● Requirement: Every entry must be echoed exactly.

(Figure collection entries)

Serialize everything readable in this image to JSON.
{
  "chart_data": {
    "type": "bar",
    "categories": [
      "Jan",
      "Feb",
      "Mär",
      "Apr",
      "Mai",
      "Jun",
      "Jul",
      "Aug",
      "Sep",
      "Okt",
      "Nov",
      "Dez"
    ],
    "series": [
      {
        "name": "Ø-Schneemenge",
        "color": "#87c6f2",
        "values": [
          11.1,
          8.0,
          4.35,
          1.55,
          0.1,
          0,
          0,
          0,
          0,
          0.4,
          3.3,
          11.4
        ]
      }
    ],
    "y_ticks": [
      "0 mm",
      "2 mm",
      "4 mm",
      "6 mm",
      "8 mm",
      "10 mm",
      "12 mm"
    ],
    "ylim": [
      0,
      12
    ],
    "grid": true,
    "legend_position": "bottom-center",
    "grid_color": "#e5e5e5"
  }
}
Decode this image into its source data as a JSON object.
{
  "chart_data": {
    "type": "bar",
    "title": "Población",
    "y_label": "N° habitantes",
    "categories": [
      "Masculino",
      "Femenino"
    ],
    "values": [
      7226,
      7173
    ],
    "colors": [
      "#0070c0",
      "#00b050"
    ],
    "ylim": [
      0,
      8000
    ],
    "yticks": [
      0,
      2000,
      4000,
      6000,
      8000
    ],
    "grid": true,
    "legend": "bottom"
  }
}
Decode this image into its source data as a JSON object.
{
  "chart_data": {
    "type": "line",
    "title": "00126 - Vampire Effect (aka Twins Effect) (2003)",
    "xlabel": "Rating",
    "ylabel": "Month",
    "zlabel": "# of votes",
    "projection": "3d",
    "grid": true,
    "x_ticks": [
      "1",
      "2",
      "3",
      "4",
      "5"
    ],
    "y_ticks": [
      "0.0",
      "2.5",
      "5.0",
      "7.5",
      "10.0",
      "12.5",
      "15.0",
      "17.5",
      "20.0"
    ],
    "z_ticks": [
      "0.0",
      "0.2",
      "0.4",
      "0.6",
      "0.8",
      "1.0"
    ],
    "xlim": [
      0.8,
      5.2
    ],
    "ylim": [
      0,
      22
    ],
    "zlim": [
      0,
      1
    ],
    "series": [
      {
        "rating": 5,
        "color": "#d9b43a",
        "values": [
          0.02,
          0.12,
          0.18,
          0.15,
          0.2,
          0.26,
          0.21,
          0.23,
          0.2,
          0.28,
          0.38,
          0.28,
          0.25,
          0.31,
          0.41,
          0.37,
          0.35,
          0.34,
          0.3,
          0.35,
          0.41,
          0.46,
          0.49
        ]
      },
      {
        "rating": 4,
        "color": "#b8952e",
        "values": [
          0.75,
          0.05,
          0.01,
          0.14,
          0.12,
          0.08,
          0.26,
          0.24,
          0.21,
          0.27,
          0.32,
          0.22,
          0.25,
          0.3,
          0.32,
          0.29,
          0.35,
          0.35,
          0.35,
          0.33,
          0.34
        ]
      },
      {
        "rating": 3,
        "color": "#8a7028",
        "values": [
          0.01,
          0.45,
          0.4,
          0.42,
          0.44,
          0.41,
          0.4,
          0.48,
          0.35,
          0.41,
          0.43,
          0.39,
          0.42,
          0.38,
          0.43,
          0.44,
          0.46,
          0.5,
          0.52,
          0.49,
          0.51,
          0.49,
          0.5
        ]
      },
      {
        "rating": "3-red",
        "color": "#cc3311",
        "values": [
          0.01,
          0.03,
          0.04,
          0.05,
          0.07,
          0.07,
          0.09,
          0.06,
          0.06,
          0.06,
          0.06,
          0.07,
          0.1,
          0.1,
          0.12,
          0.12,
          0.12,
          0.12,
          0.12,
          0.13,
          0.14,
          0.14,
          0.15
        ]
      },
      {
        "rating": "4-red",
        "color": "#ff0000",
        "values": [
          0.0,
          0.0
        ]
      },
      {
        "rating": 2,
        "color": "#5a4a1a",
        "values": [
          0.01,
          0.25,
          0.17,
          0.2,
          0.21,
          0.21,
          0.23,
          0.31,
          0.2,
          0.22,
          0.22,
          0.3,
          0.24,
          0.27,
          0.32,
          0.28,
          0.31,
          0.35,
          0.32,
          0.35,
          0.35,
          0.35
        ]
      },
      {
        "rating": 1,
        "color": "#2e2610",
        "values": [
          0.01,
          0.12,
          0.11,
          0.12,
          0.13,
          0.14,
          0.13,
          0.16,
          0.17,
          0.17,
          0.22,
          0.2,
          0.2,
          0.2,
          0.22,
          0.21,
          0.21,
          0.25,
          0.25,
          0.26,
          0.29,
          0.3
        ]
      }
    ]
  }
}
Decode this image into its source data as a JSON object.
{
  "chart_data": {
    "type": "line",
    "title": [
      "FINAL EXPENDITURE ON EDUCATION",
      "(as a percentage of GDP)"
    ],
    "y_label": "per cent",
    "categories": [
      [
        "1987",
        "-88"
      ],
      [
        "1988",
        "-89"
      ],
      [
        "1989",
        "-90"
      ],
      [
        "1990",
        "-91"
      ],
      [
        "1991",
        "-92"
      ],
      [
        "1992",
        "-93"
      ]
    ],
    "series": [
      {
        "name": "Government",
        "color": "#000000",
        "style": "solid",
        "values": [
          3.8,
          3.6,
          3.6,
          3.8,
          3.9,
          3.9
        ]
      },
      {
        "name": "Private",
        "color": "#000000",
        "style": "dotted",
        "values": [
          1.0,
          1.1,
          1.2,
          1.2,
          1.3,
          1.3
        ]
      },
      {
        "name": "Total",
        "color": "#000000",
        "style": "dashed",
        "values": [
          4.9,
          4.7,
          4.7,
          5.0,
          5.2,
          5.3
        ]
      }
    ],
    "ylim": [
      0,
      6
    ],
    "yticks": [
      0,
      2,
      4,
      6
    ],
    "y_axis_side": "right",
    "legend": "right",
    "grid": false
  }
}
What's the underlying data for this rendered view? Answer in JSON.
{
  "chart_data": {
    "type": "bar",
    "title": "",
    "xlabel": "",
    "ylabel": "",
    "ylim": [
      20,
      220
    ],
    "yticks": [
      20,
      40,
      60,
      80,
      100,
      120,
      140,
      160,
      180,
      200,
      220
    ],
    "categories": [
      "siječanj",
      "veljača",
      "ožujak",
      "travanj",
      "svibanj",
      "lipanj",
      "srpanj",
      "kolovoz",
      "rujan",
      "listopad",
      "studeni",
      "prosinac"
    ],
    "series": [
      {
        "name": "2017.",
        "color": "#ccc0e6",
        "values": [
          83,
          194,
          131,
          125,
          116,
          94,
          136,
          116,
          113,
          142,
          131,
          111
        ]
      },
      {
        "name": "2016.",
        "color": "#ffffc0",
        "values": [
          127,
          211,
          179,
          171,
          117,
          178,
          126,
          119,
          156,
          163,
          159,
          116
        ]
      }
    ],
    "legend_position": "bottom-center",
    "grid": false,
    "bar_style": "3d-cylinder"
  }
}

● Response to the exercise:
Serialize everything readable in this image to JSON.
{
  "chart_data": {
    "type": "bar",
    "categories": [
      "Jan",
      "Feb",
      "Mär",
      "Apr",
      "Mai",
      "Jun",
      "Jul",
      "Aug",
      "Sep",
      "Okt",
      "Nov",
      "Dez"
    ],
    "series": [
      {
        "name": "Ø-Schneemenge",
        "color": "#87c6f2",
        "values": [
          11.1,
          8.0,
          4.35,
          1.55,
          0.1,
          0,
          0,
          0,
          0,
          0.4,
          3.3,
          11.4
        ]
      }
    ],
    "y_ticks": [
      "0 mm",
      "2 mm",
      "4 mm",
      "6 mm",
      "8 mm",
      "10 mm",
      "12 mm"
    ],
    "ylim": [
      0,
      12
    ],
    "grid": true,
    "legend_position": "bottom-center",
    "grid_color": "#e5e5e5"
  }
}
Decode this image into its source data as a JSON object.
{
  "chart_data": {
    "type": "bar",
    "title": "Población",
    "y_label": "N° habitantes",
    "categories": [
      "Masculino",
      "Femenino"
    ],
    "values": [
      7226,
      7173
    ],
    "colors": [
      "#0070c0",
      "#00b050"
    ],
    "ylim": [
      0,
      8000
    ],
    "yticks": [
      0,
      2000,
      4000,
      6000,
      8000
    ],
    "grid": true,
    "legend": "bottom"
  }
}
Decode this image into its source data as a JSON object.
{
  "chart_data": {
    "type": "line",
    "title": "00126 - Vampire Effect (aka Twins Effect) (2003)",
    "xlabel": "Rating",
    "ylabel": "Month",
    "zlabel": "# of votes",
    "projection": "3d",
    "grid": true,
    "x_ticks": [
      "1",
      "2",
      "3",
      "4",
      "5"
    ],
    "y_ticks": [
      "0.0",
      "2.5",
      "5.0",
      "7.5",
      "10.0",
      "12.5",
      "15.0",
      "17.5",
      "20.0"
    ],
    "z_ticks": [
      "0.0",
      "0.2",
      "0.4",
      "0.6",
      "0.8",
      "1.0"
    ],
    "xlim": [
      0.8,
      5.2
    ],
    "ylim": [
      0,
      22
    ],
    "zlim": [
      0,
      1
    ],
    "series": [
      {
        "rating": 5,
        "color": "#d9b43a",
        "values": [
          0.02,
          0.12,
          0.18,
          0.15,
          0.2,
          0.26,
          0.21,
          0.23,
          0.2,
          0.28,
          0.38,
          0.28,
          0.25,
          0.31,
          0.41,
          0.37,
          0.35,
          0.34,
          0.3,
          0.35,
          0.41,
          0.46,
          0.49
        ]
      },
      {
        "rating": 4,
        "color": "#b8952e",
        "values": [
          0.75,
          0.05,
          0.01,
          0.14,
          0.12,
          0.08,
          0.26,
          0.24,
          0.21,
          0.27,
          0.32,
          0.22,
          0.25,
          0.3,
          0.32,
          0.29,
          0.35,
          0.35,
          0.35,
          0.33,
          0.34
        ]
      },
      {
        "rating": 3,
        "color": "#8a7028",
        "values": [
          0.01,
          0.45,
          0.4,
          0.42,
          0.44,
          0.41,
          0.4,
          0.48,
          0.35,
          0.41,
          0.43,
          0.39,
          0.42,
          0.38,
          0.43,
          0.44,
          0.46,
          0.5,
          0.52,
          0.49,
          0.51,
          0.49,
          0.5
        ]
      },
      {
        "rating": "3-red",
        "color": "#cc3311",
        "values": [
          0.01,
          0.03,
          0.04,
          0.05,
          0.07,
          0.07,
          0.09,
          0.06,
          0.06,
          0.06,
          0.06,
          0.07,
          0.1,
          0.1,
          0.12,
          0.12,
          0.12,
          0.12,
          0.12,
          0.13,
          0.14,
          0.14,
          0.15
        ]
      },
      {
        "rating": "4-red",
        "color": "#ff0000",
        "values": [
          0.0,
          0.0
        ]
      },
      {
        "rating": 2,
        "color": "#5a4a1a",
        "values": [
          0.01,
          0.25,
          0.17,
          0.2,
          0.21,
          0.21,
          0.23,
          0.31,
          0.2,
          0.22,
          0.22,
          0.3,
          0.24,
          0.27,
          0.32,
          0.28,
          0.31,
          0.35,
          0.32,
          0.35,
          0.35,
          0.35
        ]
      },
      {
        "rating": 1,
        "color": "#2e2610",
        "values": [
          0.01,
          0.12,
          0.11,
          0.12,
          0.13,
          0.14,
          0.13,
          0.16,
          0.17,
          0.17,
          0.22,
          0.2,
          0.2,
          0.2,
          0.22,
          0.21,
          0.21,
          0.25,
          0.25,
          0.26,
          0.29,
          0.3
        ]
      }
    ]
  }
}
Decode this image into its source data as a JSON object.
{
  "chart_data": {
    "type": "line",
    "title": [
      "FINAL EXPENDITURE ON EDUCATION",
      "(as a percentage of GDP)"
    ],
    "y_label": "per cent",
    "categories": [
      [
        "1987",
        "-88"
      ],
      [
        "1988",
        "-89"
      ],
      [
        "1989",
        "-90"
      ],
      [
        "1990",
        "-91"
      ],
      [
        "1991",
        "-92"
      ],
      [
        "1992",
        "-93"
      ]
    ],
    "series": [
      {
        "name": "Government",
        "color": "#000000",
        "style": "solid",
        "values": [
          3.8,
          3.6,
          3.6,
          3.8,
          3.9,
          3.9
        ]
      },
      {
        "name": "Private",
        "color": "#000000",
        "style": "dotted",
        "values": [
          1.0,
          1.1,
          1.2,
          1.2,
          1.3,
          1.3
        ]
      },
      {
        "name": "Total",
        "color": "#000000",
        "style": "dashed",
        "values": [
          4.9,
          4.7,
          4.7,
          5.0,
          5.2,
          5.3
        ]
      }
    ],
    "ylim": [
      0,
      6
    ],
    "yticks": [
      0,
      2,
      4,
      6
    ],
    "y_axis_side": "right",
    "legend": "right",
    "grid": false
  }
}
What's the underlying data for this rendered view? Answer in JSON.
{
  "chart_data": {
    "type": "bar",
    "title": "",
    "xlabel": "",
    "ylabel": "",
    "ylim": [
      20,
      220
    ],
    "yticks": [
      20,
      40,
      60,
      80,
      100,
      120,
      140,
      160,
      180,
      200,
      220
    ],
    "categories": [
      "siječanj",
      "veljača",
      "ožujak",
      "travanj",
      "svibanj",
      "lipanj",
      "srpanj",
      "kolovoz",
      "rujan",
      "listopad",
      "studeni",
      "prosinac"
    ],
    "series": [
      {
        "name": "2017.",
        "color": "#ccc0e6",
        "values": [
          83,
          194,
          131,
          125,
          116,
          94,
          136,
          116,
          113,
          142,
          131,
          111
        ]
      },
      {
        "name": "2016.",
        "color": "#ffffc0",
        "values": [
          127,
          211,
          179,
          171,
          117,
          178,
          126,
          119,
          156,
          163,
          159,
          116
        ]
      }
    ],
    "legend_position": "bottom-center",
    "grid": false,
    "bar_style": "3d-cylinder"
  }
}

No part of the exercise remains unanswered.